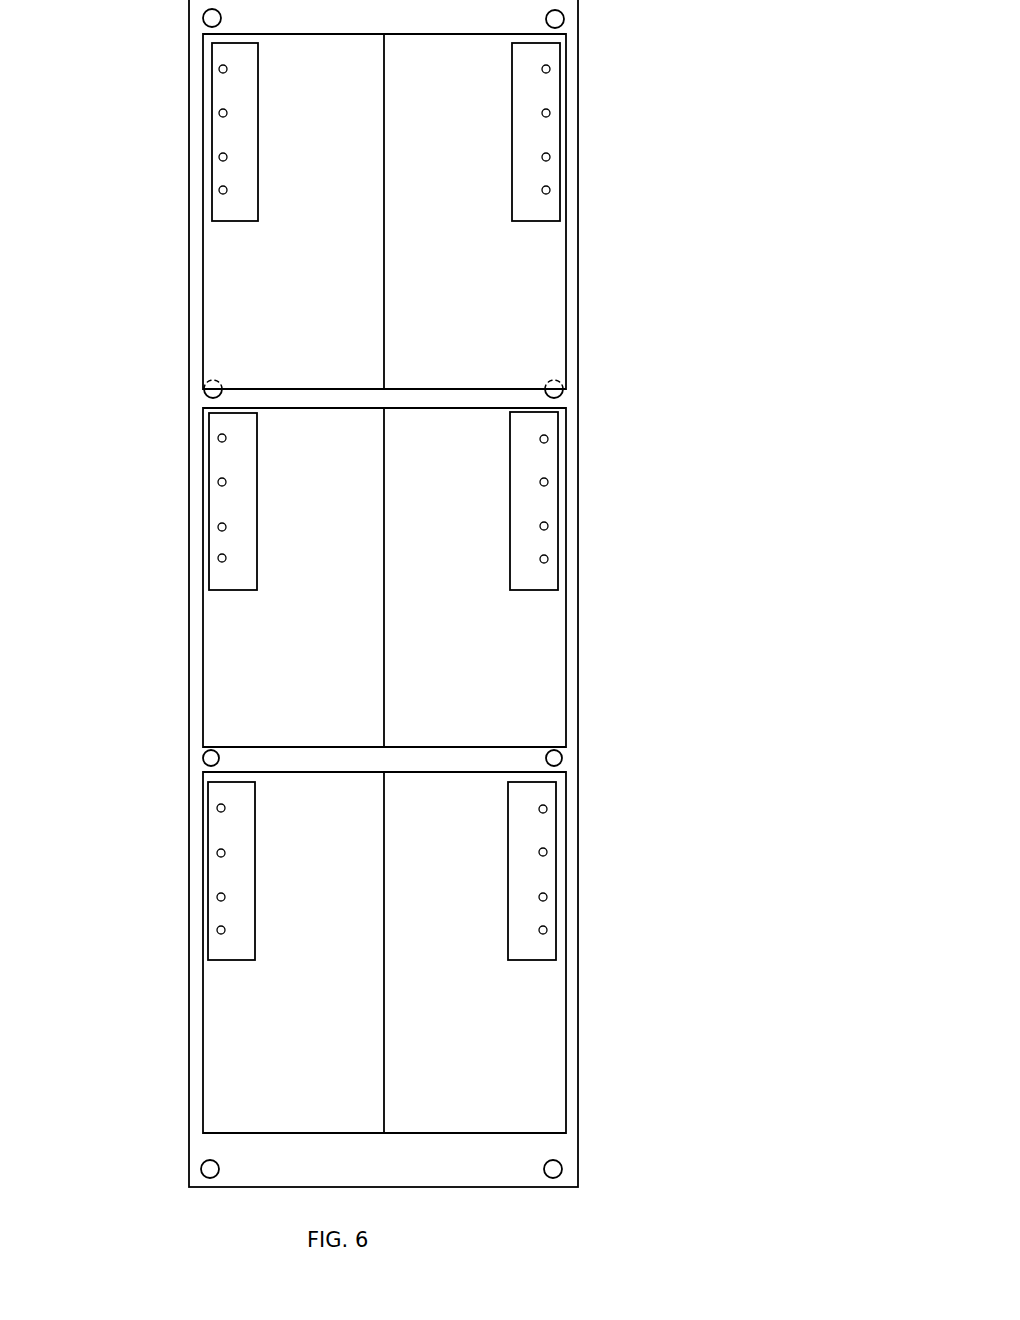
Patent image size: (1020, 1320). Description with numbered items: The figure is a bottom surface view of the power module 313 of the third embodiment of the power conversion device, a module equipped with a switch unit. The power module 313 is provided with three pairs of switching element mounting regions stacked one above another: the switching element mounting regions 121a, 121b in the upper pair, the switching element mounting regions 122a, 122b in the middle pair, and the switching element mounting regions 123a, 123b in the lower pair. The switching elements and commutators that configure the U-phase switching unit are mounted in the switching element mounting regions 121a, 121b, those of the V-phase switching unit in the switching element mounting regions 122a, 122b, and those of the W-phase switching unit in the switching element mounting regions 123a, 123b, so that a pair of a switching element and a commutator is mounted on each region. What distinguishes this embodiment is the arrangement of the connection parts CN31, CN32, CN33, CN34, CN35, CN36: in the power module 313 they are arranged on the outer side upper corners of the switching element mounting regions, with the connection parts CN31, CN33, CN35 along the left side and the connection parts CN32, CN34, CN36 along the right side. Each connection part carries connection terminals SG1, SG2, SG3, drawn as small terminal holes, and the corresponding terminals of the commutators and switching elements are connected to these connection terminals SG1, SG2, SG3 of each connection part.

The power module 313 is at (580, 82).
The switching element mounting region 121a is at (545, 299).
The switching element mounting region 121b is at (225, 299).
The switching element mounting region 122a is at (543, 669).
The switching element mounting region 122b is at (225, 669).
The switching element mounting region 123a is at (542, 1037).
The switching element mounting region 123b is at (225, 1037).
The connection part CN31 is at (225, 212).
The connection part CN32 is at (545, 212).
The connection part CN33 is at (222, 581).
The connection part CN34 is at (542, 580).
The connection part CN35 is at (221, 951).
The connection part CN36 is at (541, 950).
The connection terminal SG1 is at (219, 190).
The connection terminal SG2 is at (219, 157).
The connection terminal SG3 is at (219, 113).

Work instructions: Convert every text line in the rows above into one numbered list, skipping blank lines and leaving out the pictures.

Exercise response:
1. Patent image size: (1020, 1320). Description with numbered items: The figure is a bottom surface view of the power module 313 of the third embodiment of the power conversion device, a module equipped with a switch unit. The power module 313 is provided with three pairs of switching element mounting regions stacked one above another: the switching element mounting regions 121a, 121b in the upper pair, the switching element mounting regions 122a, 122b in the middle pair, and the switching element mounting regions 123a, 123b in the lower pair. The switching elements and commutators that configure the U-phase switching unit are mounted in the switching element mounting regions 121a, 121b, those of the V-phase switching unit in the switching element mounting regions 122a, 122b, and those of the W-phase switching unit in the switching element mounting regions 123a, 123b, so that a pair of a switching element and a commutator is mounted on each region. What distinguishes this embodiment is the arrangement of the connection parts CN31, CN32, CN33, CN34, CN35, CN36: in the power module 313 they are arranged on the outer side upper corners of the switching element mounting regions, with the connection parts CN31, CN33, CN35 along the left side and the connection parts CN32, CN34, CN36 along the right side. Each connection part carries connection terminals SG1, SG2, SG3, drawn as small terminal holes, and the corresponding terminals of the commutators and switching elements are connected to these connection terminals SG1, SG2, SG3 of each connection part.
2. The power module 313 is at (580, 82).
3. The switching element mounting region 121a is at (545, 299).
4. The switching element mounting region 121b is at (225, 299).
5. The switching element mounting region 122a is at (543, 669).
6. The switching element mounting region 122b is at (225, 669).
7. The switching element mounting region 123a is at (542, 1037).
8. The switching element mounting region 123b is at (225, 1037).
9. The connection part CN31 is at (225, 212).
10. The connection part CN32 is at (545, 212).
11. The connection part CN33 is at (222, 581).
12. The connection part CN34 is at (542, 580).
13. The connection part CN35 is at (221, 951).
14. The connection part CN36 is at (541, 950).
15. The connection terminal SG1 is at (219, 190).
16. The connection terminal SG2 is at (219, 157).
17. The connection terminal SG3 is at (219, 113).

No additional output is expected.